### Task prompt
Return the material word for word. Do not include pictures.

====== Dataset content ======

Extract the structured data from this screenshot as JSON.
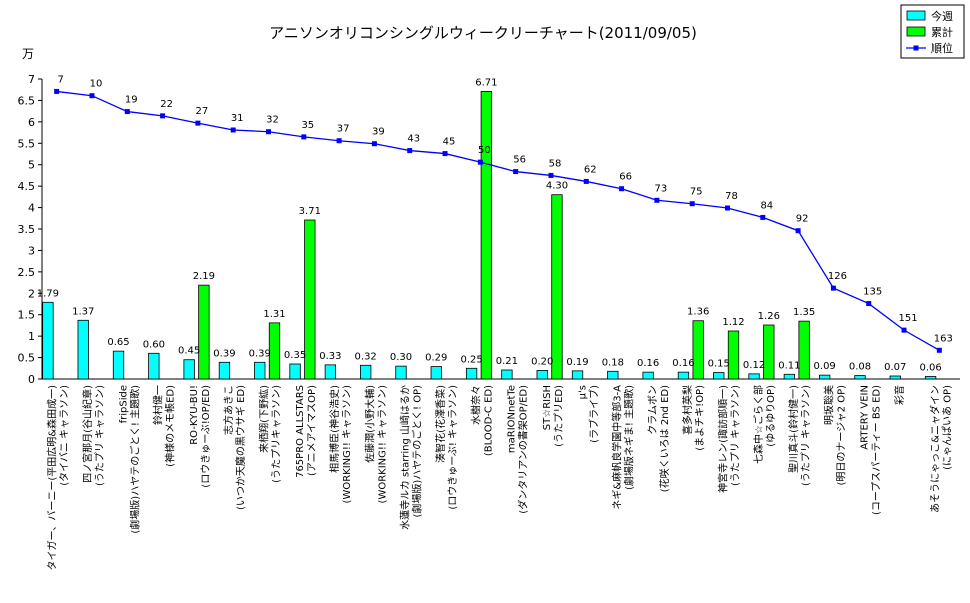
{
  "chart_data": {
    "type": "bar",
    "title": "アニソンオリコンシングルウィークリーチャート(2011/09/05)",
    "yunit": "万",
    "ylim": [
      0,
      7
    ],
    "yticks": [
      "0",
      "0.5",
      "1",
      "1.5",
      "2",
      "2.5",
      "3",
      "3.5",
      "4",
      "4.5",
      "5",
      "5.5",
      "6",
      "6.5",
      "7"
    ],
    "grid": false,
    "legend_position": "top-right",
    "colors": {
      "weekly": "#00ffff",
      "cumulative": "#00ff00",
      "rank": "#0000ff"
    },
    "categories": [
      [
        "タイガー、バーニー(平田広明&森田成一)",
        "(タイバニ キャラソン)"
      ],
      [
        "四ノ宮那月(谷山紀章)",
        "(うたプリ キャラソン)"
      ],
      [
        "fripSide",
        "(劇場版)ハヤテのごとく! 主題歌)"
      ],
      [
        "鈴村健一",
        "(神様のメモ帳ED)"
      ],
      [
        "RO-KYU-BU!",
        "(ロウきゅーぶ!OP/ED)"
      ],
      [
        "志方あきこ",
        "(いつか天魔の黒ウサギ ED)"
      ],
      [
        "来栖翔(下野紘)",
        "(うたプリキャラソン)"
      ],
      [
        "765PRO ALLSTARS",
        "(アニメアイマスOP)"
      ],
      [
        "相馬博臣(神谷浩史)",
        "(WORKING!! キャラソン)"
      ],
      [
        "佐藤潤(小野大輔)",
        "(WORKING!! キャラソン)"
      ],
      [
        "水蓮寺ルカ starring 山崎はるか",
        "(劇場版)ハヤテのごとく! OP)"
      ],
      [
        "湊智花(花澤香菜)",
        "(ロウきゅーぶ! キャラソン)"
      ],
      [
        "水樹奈々",
        "(BLOOD-C ED)"
      ],
      [
        "maRIONnetTe",
        "(ダンタリアンの書架OP/ED)"
      ],
      [
        "ST☆RISH",
        "(うたプリED)"
      ],
      [
        "μ's",
        "(ラブライブ)"
      ],
      [
        "ネギ&麻帆良学園中等部3-A",
        "(劇場版ネギま! 主題歌)"
      ],
      [
        "クラムボン",
        "(花咲くいろは 2nd ED)"
      ],
      [
        "喜多村英梨",
        "(まよチキ!OP)"
      ],
      [
        "神宮寺レン(諏訪部順一)",
        "(うたプリ キャラソン)"
      ],
      [
        "七森中☆ごらく部",
        "(ゆるゆりOP)"
      ],
      [
        "聖川真斗(鈴村健一)",
        "(うたプリ キャラソン)"
      ],
      [
        "明坂聡美",
        "(明日のナージャ2 OP)"
      ],
      [
        "ARTERY VEIN",
        "(コープスパーティー BS ED)"
      ],
      [
        "彩音",
        ""
      ],
      [
        "あそうにゃっこ&ニャダイン",
        "(にゃんぱいあ OP)"
      ]
    ],
    "series": [
      {
        "name": "今週",
        "type": "bar",
        "values": [
          1.79,
          1.37,
          0.65,
          0.6,
          0.45,
          0.39,
          0.39,
          0.35,
          0.33,
          0.32,
          0.3,
          0.29,
          0.25,
          0.21,
          0.2,
          0.19,
          0.18,
          0.16,
          0.16,
          0.15,
          0.12,
          0.11,
          0.09,
          0.08,
          0.07,
          0.06
        ],
        "labels": [
          "1.79",
          "1.37",
          "0.65",
          "0.60",
          "0.45",
          "0.39",
          "0.39",
          "0.35",
          "0.33",
          "0.32",
          "0.30",
          "0.29",
          "0.25",
          "0.21",
          "0.20",
          "0.19",
          "0.18",
          "0.16",
          "0.16",
          "0.15",
          "0.12",
          "0.11",
          "0.09",
          "0.08",
          "0.07",
          "0.06"
        ]
      },
      {
        "name": "累計",
        "type": "bar",
        "values": [
          null,
          null,
          null,
          null,
          2.19,
          null,
          1.31,
          3.71,
          null,
          null,
          null,
          null,
          6.71,
          null,
          4.3,
          null,
          null,
          null,
          1.36,
          1.12,
          1.26,
          1.35,
          null,
          null,
          null,
          null
        ],
        "labels": [
          "",
          "",
          "",
          "",
          "2.19",
          "",
          "1.31",
          "3.71",
          "",
          "",
          "",
          "",
          "6.71",
          "",
          "4.30",
          "",
          "",
          "",
          "1.36",
          "1.12",
          "1.26",
          "1.35",
          "",
          "",
          "",
          ""
        ]
      },
      {
        "name": "順位",
        "type": "line",
        "values": [
          7,
          10,
          19,
          22,
          27,
          31,
          32,
          35,
          37,
          39,
          43,
          45,
          50,
          56,
          58,
          62,
          66,
          73,
          75,
          78,
          84,
          92,
          126,
          135,
          151,
          163
        ],
        "axis_values": [
          6.71,
          6.61,
          6.24,
          6.14,
          5.97,
          5.81,
          5.77,
          5.65,
          5.56,
          5.49,
          5.33,
          5.26,
          5.06,
          4.84,
          4.75,
          4.61,
          4.44,
          4.17,
          4.09,
          3.99,
          3.77,
          3.46,
          2.12,
          1.76,
          1.14,
          0.67
        ]
      }
    ]
  }
}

======

### Exercise output
Extract the structured data from this screenshot as JSON.
{
  "chart_data": {
    "type": "bar",
    "title": "アニソンオリコンシングルウィークリーチャート(2011/09/05)",
    "yunit": "万",
    "ylim": [
      0,
      7
    ],
    "yticks": [
      "0",
      "0.5",
      "1",
      "1.5",
      "2",
      "2.5",
      "3",
      "3.5",
      "4",
      "4.5",
      "5",
      "5.5",
      "6",
      "6.5",
      "7"
    ],
    "grid": false,
    "legend_position": "top-right",
    "colors": {
      "weekly": "#00ffff",
      "cumulative": "#00ff00",
      "rank": "#0000ff"
    },
    "categories": [
      [
        "タイガー、バーニー(平田広明&森田成一)",
        "(タイバニ キャラソン)"
      ],
      [
        "四ノ宮那月(谷山紀章)",
        "(うたプリ キャラソン)"
      ],
      [
        "fripSide",
        "(劇場版)ハヤテのごとく! 主題歌)"
      ],
      [
        "鈴村健一",
        "(神様のメモ帳ED)"
      ],
      [
        "RO-KYU-BU!",
        "(ロウきゅーぶ!OP/ED)"
      ],
      [
        "志方あきこ",
        "(いつか天魔の黒ウサギ ED)"
      ],
      [
        "来栖翔(下野紘)",
        "(うたプリキャラソン)"
      ],
      [
        "765PRO ALLSTARS",
        "(アニメアイマスOP)"
      ],
      [
        "相馬博臣(神谷浩史)",
        "(WORKING!! キャラソン)"
      ],
      [
        "佐藤潤(小野大輔)",
        "(WORKING!! キャラソン)"
      ],
      [
        "水蓮寺ルカ starring 山崎はるか",
        "(劇場版)ハヤテのごとく! OP)"
      ],
      [
        "湊智花(花澤香菜)",
        "(ロウきゅーぶ! キャラソン)"
      ],
      [
        "水樹奈々",
        "(BLOOD-C ED)"
      ],
      [
        "maRIONnetTe",
        "(ダンタリアンの書架OP/ED)"
      ],
      [
        "ST☆RISH",
        "(うたプリED)"
      ],
      [
        "μ's",
        "(ラブライブ)"
      ],
      [
        "ネギ&麻帆良学園中等部3-A",
        "(劇場版ネギま! 主題歌)"
      ],
      [
        "クラムボン",
        "(花咲くいろは 2nd ED)"
      ],
      [
        "喜多村英梨",
        "(まよチキ!OP)"
      ],
      [
        "神宮寺レン(諏訪部順一)",
        "(うたプリ キャラソン)"
      ],
      [
        "七森中☆ごらく部",
        "(ゆるゆりOP)"
      ],
      [
        "聖川真斗(鈴村健一)",
        "(うたプリ キャラソン)"
      ],
      [
        "明坂聡美",
        "(明日のナージャ2 OP)"
      ],
      [
        "ARTERY VEIN",
        "(コープスパーティー BS ED)"
      ],
      [
        "彩音",
        ""
      ],
      [
        "あそうにゃっこ&ニャダイン",
        "(にゃんぱいあ OP)"
      ]
    ],
    "series": [
      {
        "name": "今週",
        "type": "bar",
        "values": [
          1.79,
          1.37,
          0.65,
          0.6,
          0.45,
          0.39,
          0.39,
          0.35,
          0.33,
          0.32,
          0.3,
          0.29,
          0.25,
          0.21,
          0.2,
          0.19,
          0.18,
          0.16,
          0.16,
          0.15,
          0.12,
          0.11,
          0.09,
          0.08,
          0.07,
          0.06
        ],
        "labels": [
          "1.79",
          "1.37",
          "0.65",
          "0.60",
          "0.45",
          "0.39",
          "0.39",
          "0.35",
          "0.33",
          "0.32",
          "0.30",
          "0.29",
          "0.25",
          "0.21",
          "0.20",
          "0.19",
          "0.18",
          "0.16",
          "0.16",
          "0.15",
          "0.12",
          "0.11",
          "0.09",
          "0.08",
          "0.07",
          "0.06"
        ]
      },
      {
        "name": "累計",
        "type": "bar",
        "values": [
          null,
          null,
          null,
          null,
          2.19,
          null,
          1.31,
          3.71,
          null,
          null,
          null,
          null,
          6.71,
          null,
          4.3,
          null,
          null,
          null,
          1.36,
          1.12,
          1.26,
          1.35,
          null,
          null,
          null,
          null
        ],
        "labels": [
          "",
          "",
          "",
          "",
          "2.19",
          "",
          "1.31",
          "3.71",
          "",
          "",
          "",
          "",
          "6.71",
          "",
          "4.30",
          "",
          "",
          "",
          "1.36",
          "1.12",
          "1.26",
          "1.35",
          "",
          "",
          "",
          ""
        ]
      },
      {
        "name": "順位",
        "type": "line",
        "values": [
          7,
          10,
          19,
          22,
          27,
          31,
          32,
          35,
          37,
          39,
          43,
          45,
          50,
          56,
          58,
          62,
          66,
          73,
          75,
          78,
          84,
          92,
          126,
          135,
          151,
          163
        ],
        "axis_values": [
          6.71,
          6.61,
          6.24,
          6.14,
          5.97,
          5.81,
          5.77,
          5.65,
          5.56,
          5.49,
          5.33,
          5.26,
          5.06,
          4.84,
          4.75,
          4.61,
          4.44,
          4.17,
          4.09,
          3.99,
          3.77,
          3.46,
          2.12,
          1.76,
          1.14,
          0.67
        ]
      }
    ]
  }
}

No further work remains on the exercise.